Records from a collection
▶

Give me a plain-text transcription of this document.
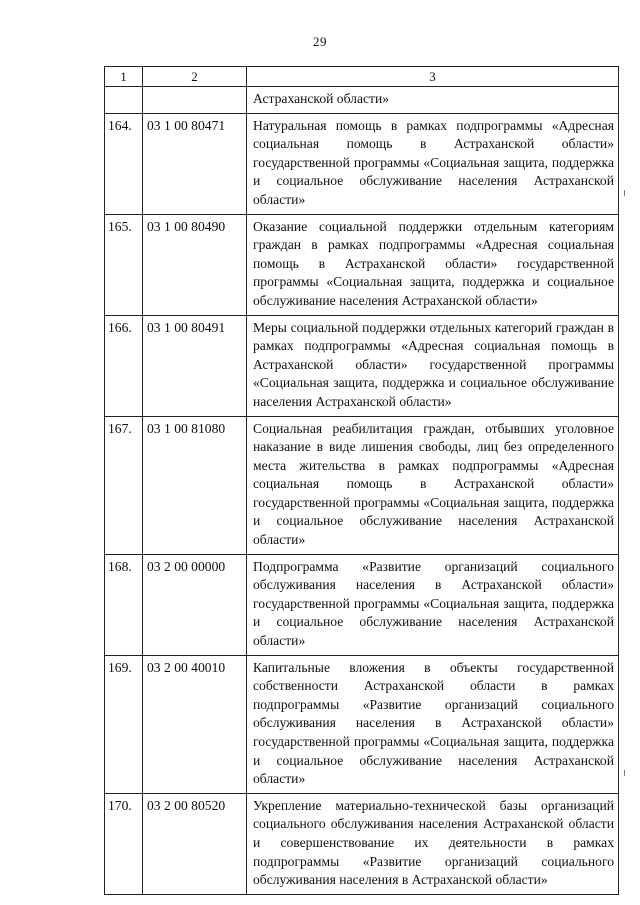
29
1	2	3
		Астраханской области»
164.	03 1 00 80471	Натуральная помощь в рамках подпрограммы «Адресная социальная помощь в Астраханской области» государственной программы «Социальная защита, поддержка и социальное обслуживание населения Астраханской области»
165.	03 1 00 80490	Оказание социальной поддержки отдельным категориям граждан в рамках подпрограммы «Адресная социальная помощь в Астраханской области» государственной программы «Социальная защита, поддержка и социальное обслуживание населения Астраханской области»
166.	03 1 00 80491	Меры социальной поддержки отдельных категорий граждан в рамках подпрограммы «Адресная социальная помощь в Астраханской области» государственной программы «Социальная защита, поддержка и социальное обслуживание населения Астраханской области»
167.	03 1 00 81080	Социальная реабилитация граждан, отбывших уголовное наказание в виде лишения свободы, лиц без определенного места жительства в рамках подпрограммы «Адресная социальная помощь в Астраханской области» государственной программы «Социальная защита, поддержка и социальное обслуживание населения Астраханской области»
168.	03 2 00 00000	Подпрограмма «Развитие организаций социального обслуживания населения в Астраханской области» государственной программы «Социальная защита, поддержка и социальное обслуживание населения Астраханской области»
169.	03 2 00 40010	Капитальные вложения в объекты государственной собственности Астраханской области в рамках подпрограммы «Развитие организаций социального обслуживания населения в Астраханской области» государственной программы «Социальная защита, поддержка и социальное обслуживание населения Астраханской области»
170.	03 2 00 80520	Укрепление материально-технической базы организаций социального обслуживания населения Астраханской области и совершенствование их деятельности в рамках подпрограммы «Развитие организаций социального обслуживания населения в Астраханской области»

◀

[YOUR OBJECTIVE] Make a verbatim copy of all the entries and strip out the pictures.

[OUTPUT OF THE EXERCISE]
Give me a plain-text transcription of this document.
29
1	2	3
		Астраханской области»
164.	03 1 00 80471	Натуральная помощь в рамках подпрограммы «Адресная социальная помощь в Астраханской области» государственной программы «Социальная защита, поддержка и социальное обслуживание населения Астраханской области»
165.	03 1 00 80490	Оказание социальной поддержки отдельным категориям граждан в рамках подпрограммы «Адресная социальная помощь в Астраханской области» государственной программы «Социальная защита, поддержка и социальное обслуживание населения Астраханской области»
166.	03 1 00 80491	Меры социальной поддержки отдельных категорий граждан в рамках подпрограммы «Адресная социальная помощь в Астраханской области» государственной программы «Социальная защита, поддержка и социальное обслуживание населения Астраханской области»
167.	03 1 00 81080	Социальная реабилитация граждан, отбывших уголовное наказание в виде лишения свободы, лиц без определенного места жительства в рамках подпрограммы «Адресная социальная помощь в Астраханской области» государственной программы «Социальная защита, поддержка и социальное обслуживание населения Астраханской области»
168.	03 2 00 00000	Подпрограмма «Развитие организаций социального обслуживания населения в Астраханской области» государственной программы «Социальная защита, поддержка и социальное обслуживание населения Астраханской области»
169.	03 2 00 40010	Капитальные вложения в объекты государственной собственности Астраханской области в рамках подпрограммы «Развитие организаций социального обслуживания населения в Астраханской области» государственной программы «Социальная защита, поддержка и социальное обслуживание населения Астраханской области»
170.	03 2 00 80520	Укрепление материально-технической базы организаций социального обслуживания населения Астраханской области и совершенствование их деятельности в рамках подпрограммы «Развитие организаций социального обслуживания населения в Астраханской области»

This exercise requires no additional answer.